From the listing that follows, extract every line and set it down unaltered.
Start
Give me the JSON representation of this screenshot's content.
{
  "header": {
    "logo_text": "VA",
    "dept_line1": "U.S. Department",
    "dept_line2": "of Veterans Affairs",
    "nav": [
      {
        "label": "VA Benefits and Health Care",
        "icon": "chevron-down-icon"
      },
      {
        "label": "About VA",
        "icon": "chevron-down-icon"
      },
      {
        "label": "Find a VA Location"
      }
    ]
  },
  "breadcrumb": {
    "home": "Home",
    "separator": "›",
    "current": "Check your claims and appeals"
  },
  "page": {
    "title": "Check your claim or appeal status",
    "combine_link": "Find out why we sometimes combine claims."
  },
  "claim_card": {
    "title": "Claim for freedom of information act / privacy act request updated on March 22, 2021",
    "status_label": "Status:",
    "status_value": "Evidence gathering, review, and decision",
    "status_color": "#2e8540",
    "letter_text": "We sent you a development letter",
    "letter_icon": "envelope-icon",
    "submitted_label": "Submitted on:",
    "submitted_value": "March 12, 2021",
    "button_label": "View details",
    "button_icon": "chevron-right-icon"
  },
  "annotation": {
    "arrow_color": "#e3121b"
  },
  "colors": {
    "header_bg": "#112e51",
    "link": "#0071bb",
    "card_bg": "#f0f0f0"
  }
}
End
** Worked solution **
Give me the JSON representation of this screenshot's content.
{
  "header": {
    "logo_text": "VA",
    "dept_line1": "U.S. Department",
    "dept_line2": "of Veterans Affairs",
    "nav": [
      {
        "label": "VA Benefits and Health Care",
        "icon": "chevron-down-icon"
      },
      {
        "label": "About VA",
        "icon": "chevron-down-icon"
      },
      {
        "label": "Find a VA Location"
      }
    ]
  },
  "breadcrumb": {
    "home": "Home",
    "separator": "›",
    "current": "Check your claims and appeals"
  },
  "page": {
    "title": "Check your claim or appeal status",
    "combine_link": "Find out why we sometimes combine claims."
  },
  "claim_card": {
    "title": "Claim for freedom of information act / privacy act request updated on March 22, 2021",
    "status_label": "Status:",
    "status_value": "Evidence gathering, review, and decision",
    "status_color": "#2e8540",
    "letter_text": "We sent you a development letter",
    "letter_icon": "envelope-icon",
    "submitted_label": "Submitted on:",
    "submitted_value": "March 12, 2021",
    "button_label": "View details",
    "button_icon": "chevron-right-icon"
  },
  "annotation": {
    "arrow_color": "#e3121b"
  },
  "colors": {
    "header_bg": "#112e51",
    "link": "#0071bb",
    "card_bg": "#f0f0f0"
  }
}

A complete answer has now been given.